**Excerpted data:**
*-*-*

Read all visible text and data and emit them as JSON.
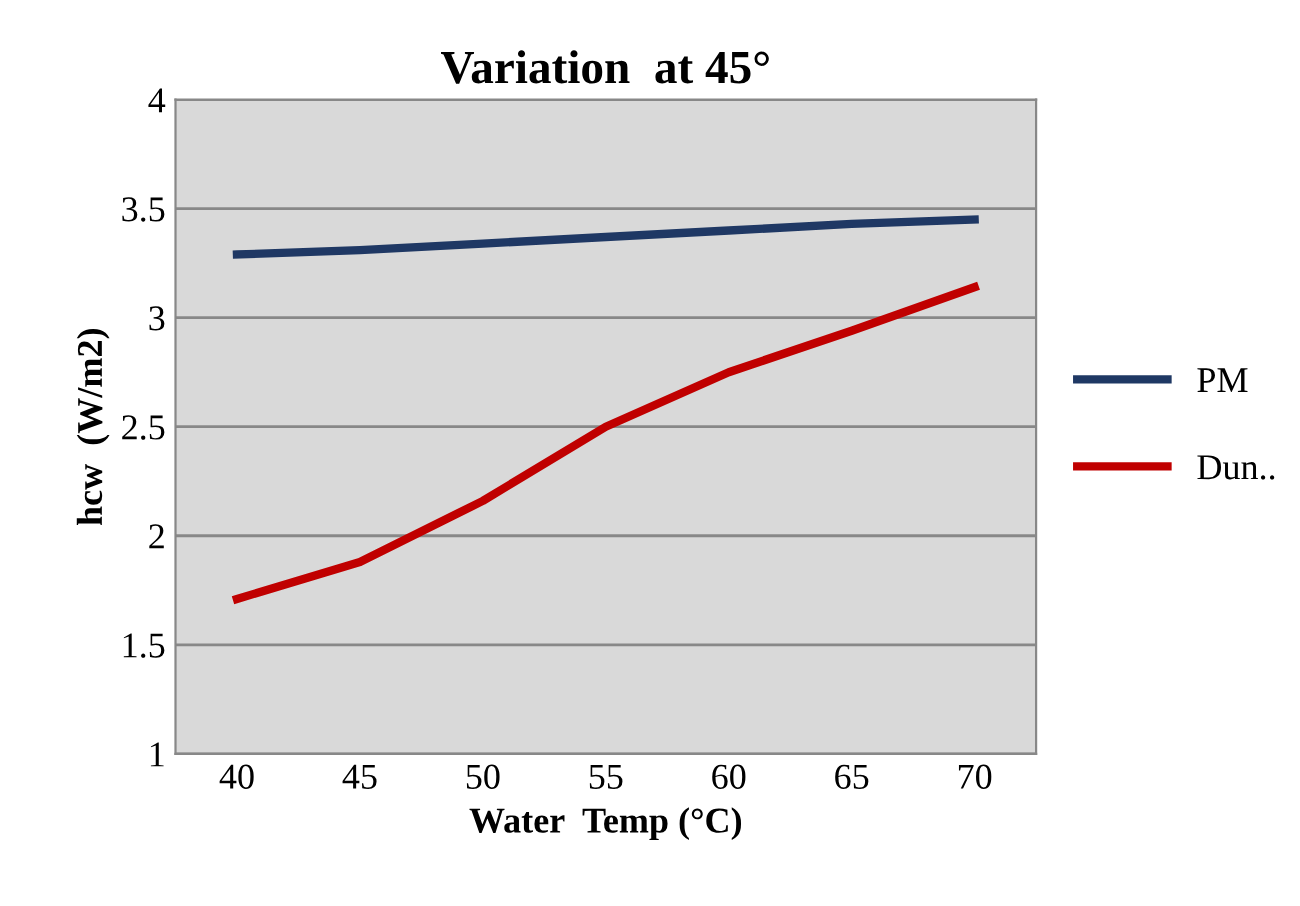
{
  "chart_data": {
    "type": "line",
    "title": "Variation  at 45°",
    "xlabel": "Water  Temp (°C)",
    "ylabel": "hcw  (W/m2)",
    "categories": [
      "40",
      "45",
      "50",
      "55",
      "60",
      "65",
      "70"
    ],
    "series": [
      {
        "name": "PM",
        "color": "#1f3864",
        "values": [
          3.29,
          3.31,
          3.34,
          3.37,
          3.4,
          3.43,
          3.45
        ]
      },
      {
        "name": "Dun..",
        "color": "#c00000",
        "values": [
          1.71,
          1.88,
          2.16,
          2.5,
          2.75,
          2.94,
          3.14
        ]
      }
    ],
    "ylim": [
      1,
      4
    ],
    "yticks": [
      1,
      1.5,
      2,
      2.5,
      3,
      3.5,
      4
    ],
    "grid": "y",
    "legend": "right",
    "marker": "none",
    "line_style": "solid"
  }
}
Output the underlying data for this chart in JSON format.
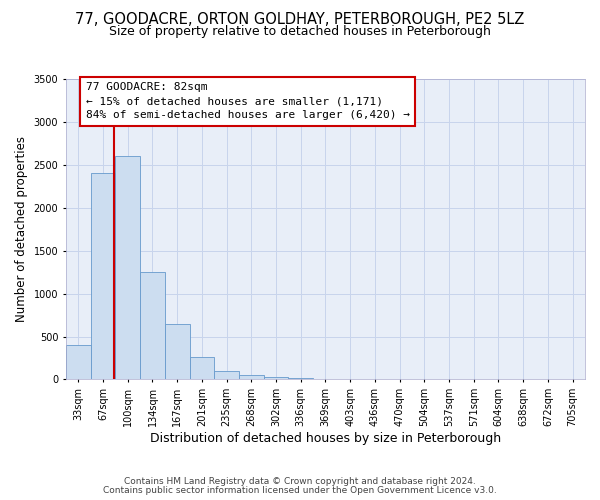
{
  "title": "77, GOODACRE, ORTON GOLDHAY, PETERBOROUGH, PE2 5LZ",
  "subtitle": "Size of property relative to detached houses in Peterborough",
  "xlabel": "Distribution of detached houses by size in Peterborough",
  "ylabel": "Number of detached properties",
  "bar_labels": [
    "33sqm",
    "67sqm",
    "100sqm",
    "134sqm",
    "167sqm",
    "201sqm",
    "235sqm",
    "268sqm",
    "302sqm",
    "336sqm",
    "369sqm",
    "403sqm",
    "436sqm",
    "470sqm",
    "504sqm",
    "537sqm",
    "571sqm",
    "604sqm",
    "638sqm",
    "672sqm",
    "705sqm"
  ],
  "bar_values": [
    400,
    2400,
    2600,
    1250,
    640,
    260,
    100,
    55,
    30,
    20,
    10,
    0,
    0,
    0,
    0,
    0,
    0,
    0,
    0,
    0,
    0
  ],
  "bar_color": "#ccddf0",
  "bar_edge_color": "#6699cc",
  "annotation_line_color": "#cc0000",
  "annotation_box_text": "77 GOODACRE: 82sqm\n← 15% of detached houses are smaller (1,171)\n84% of semi-detached houses are larger (6,420) →",
  "annotation_box_color": "#ffffff",
  "annotation_box_edge_color": "#cc0000",
  "ylim": [
    0,
    3500
  ],
  "yticks": [
    0,
    500,
    1000,
    1500,
    2000,
    2500,
    3000,
    3500
  ],
  "grid_color": "#c8d4ec",
  "background_color": "#e8eef8",
  "footer_line1": "Contains HM Land Registry data © Crown copyright and database right 2024.",
  "footer_line2": "Contains public sector information licensed under the Open Government Licence v3.0.",
  "title_fontsize": 10.5,
  "subtitle_fontsize": 9,
  "xlabel_fontsize": 9,
  "ylabel_fontsize": 8.5,
  "tick_fontsize": 7,
  "annotation_fontsize": 8,
  "footer_fontsize": 6.5
}
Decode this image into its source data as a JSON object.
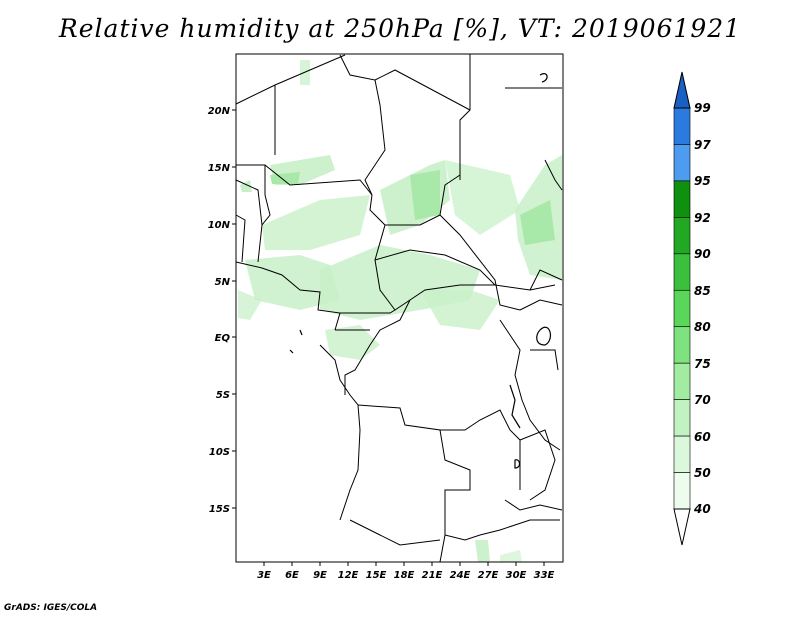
{
  "title": "Relative humidity at 250hPa [%], VT: 2019061921",
  "credit": "GrADS: IGES/COLA",
  "map": {
    "lat_labels": [
      "20N",
      "15N",
      "10N",
      "5N",
      "EQ",
      "5S",
      "10S",
      "15S"
    ],
    "lon_labels": [
      "3E",
      "6E",
      "9E",
      "12E",
      "15E",
      "18E",
      "21E",
      "24E",
      "27E",
      "30E",
      "33E"
    ]
  },
  "colorbar": {
    "labels": [
      "99",
      "97",
      "95",
      "92",
      "90",
      "85",
      "80",
      "75",
      "70",
      "60",
      "50",
      "40"
    ],
    "colors": [
      "#1a5fc4",
      "#2a7ae0",
      "#4d9cf0",
      "#10900f",
      "#22a822",
      "#3cbf3c",
      "#5ad75a",
      "#7ee27e",
      "#a2eca2",
      "#c2f2c2",
      "#dcf8dc",
      "#eefcee"
    ],
    "under_color": "#ffffff"
  }
}
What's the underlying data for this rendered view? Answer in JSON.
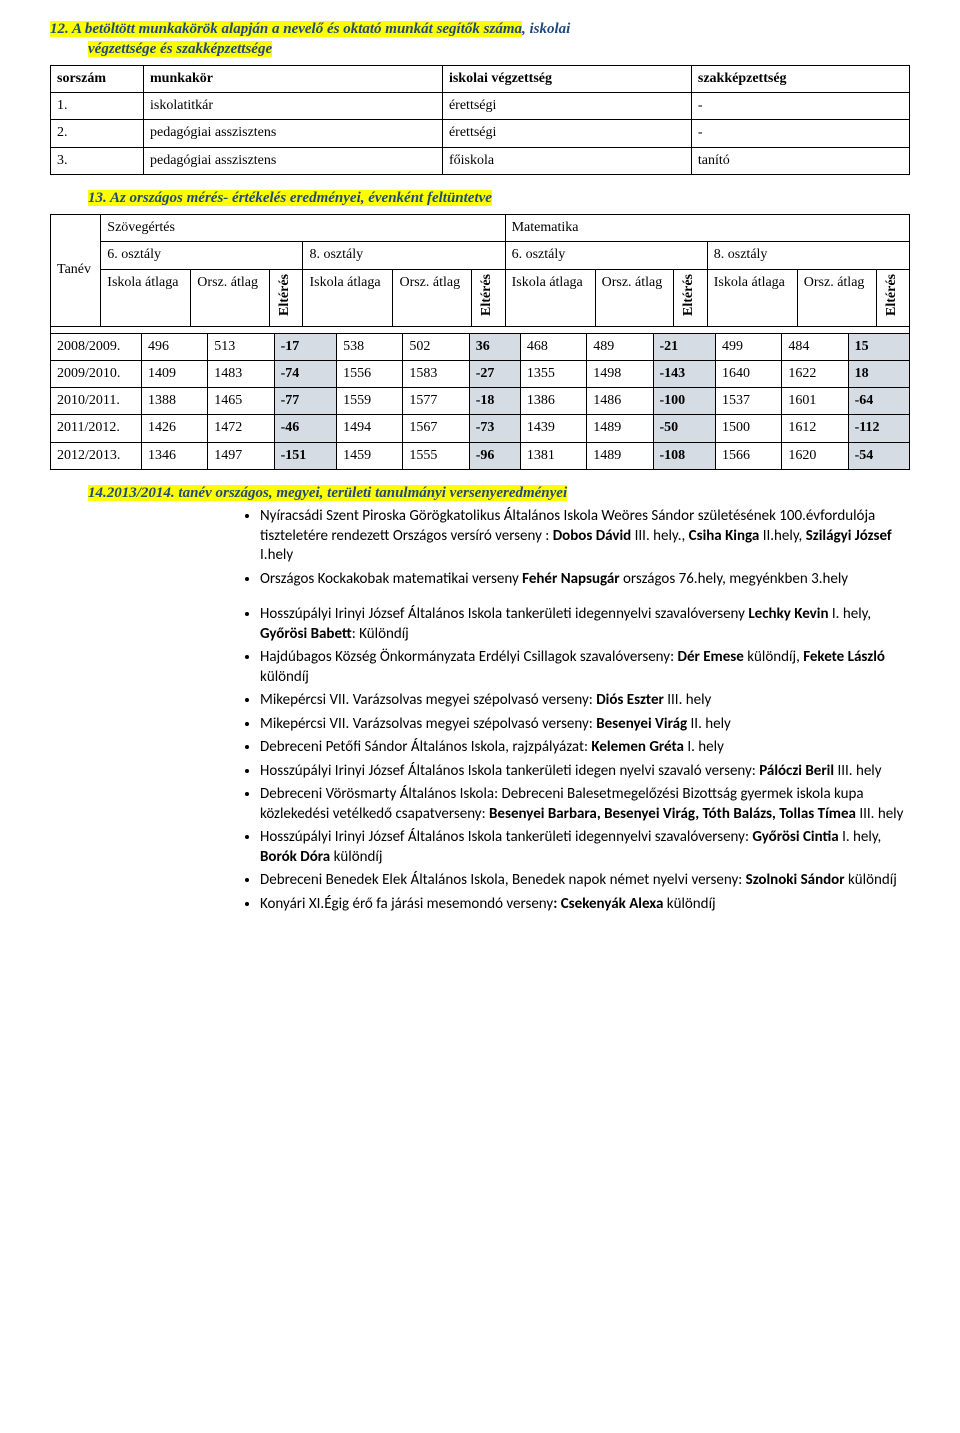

*-*-*

**Objective:** Skip the pictures; extract only the lines from the line with "Decode this image" through the final line of the material, exactly as they appear.

**Expected output:**
Decode this image into its source data as a JSON object.
{
  "title": "Relative humidity at 250hPa [%], VT: 2019061921",
  "credit": "GrADS: IGES/COLA",
  "map": {
    "lat_labels": [
      "20N",
      "15N",
      "10N",
      "5N",
      "EQ",
      "5S",
      "10S",
      "15S"
    ],
    "lon_labels": [
      "3E",
      "6E",
      "9E",
      "12E",
      "15E",
      "18E",
      "21E",
      "24E",
      "27E",
      "30E",
      "33E"
    ]
  },
  "colorbar": {
    "labels": [
      "99",
      "97",
      "95",
      "92",
      "90",
      "85",
      "80",
      "75",
      "70",
      "60",
      "50",
      "40"
    ],
    "colors": [
      "#1a5fc4",
      "#2a7ae0",
      "#4d9cf0",
      "#10900f",
      "#22a822",
      "#3cbf3c",
      "#5ad75a",
      "#7ee27e",
      "#a2eca2",
      "#c2f2c2",
      "#dcf8dc",
      "#eefcee"
    ],
    "under_color": "#ffffff"
  }
}
What's the underlying data for this rendered view? Answer in JSON.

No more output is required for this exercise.